> **Exercise**
From the entries below, copy every line that holds the word "name".

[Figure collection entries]

───

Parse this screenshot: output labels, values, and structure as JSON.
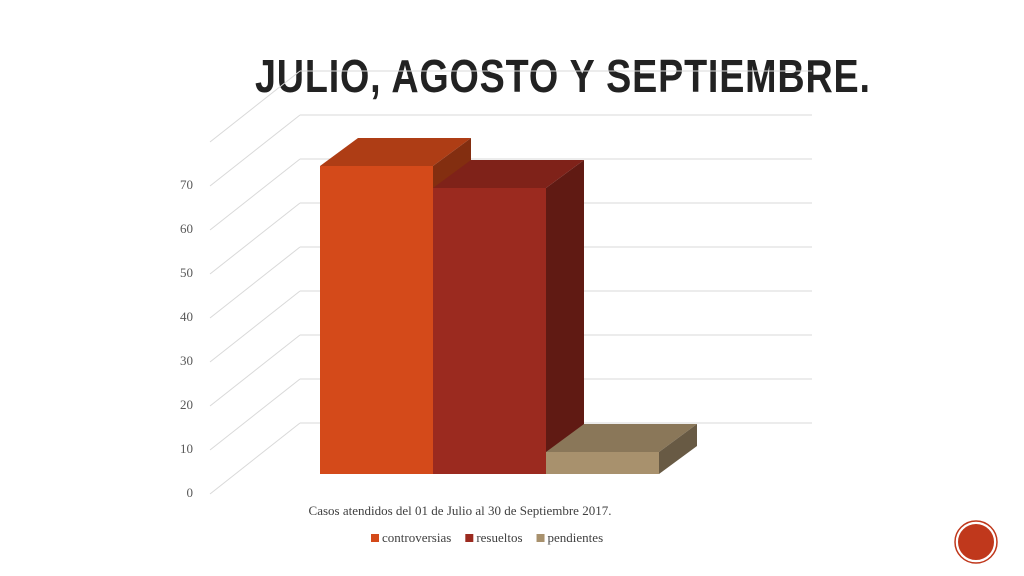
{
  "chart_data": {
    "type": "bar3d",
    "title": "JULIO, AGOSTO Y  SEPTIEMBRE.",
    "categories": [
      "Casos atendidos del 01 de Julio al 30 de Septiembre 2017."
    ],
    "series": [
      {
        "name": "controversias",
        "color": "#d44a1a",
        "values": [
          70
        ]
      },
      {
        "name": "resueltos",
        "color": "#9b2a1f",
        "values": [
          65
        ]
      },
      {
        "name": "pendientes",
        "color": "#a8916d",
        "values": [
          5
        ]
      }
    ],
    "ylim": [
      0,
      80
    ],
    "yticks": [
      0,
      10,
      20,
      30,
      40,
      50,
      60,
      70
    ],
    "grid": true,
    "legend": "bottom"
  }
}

───

> **Solution to the problem**
        "name": "controversias",
        "name": "resueltos",
        "name": "pendientes",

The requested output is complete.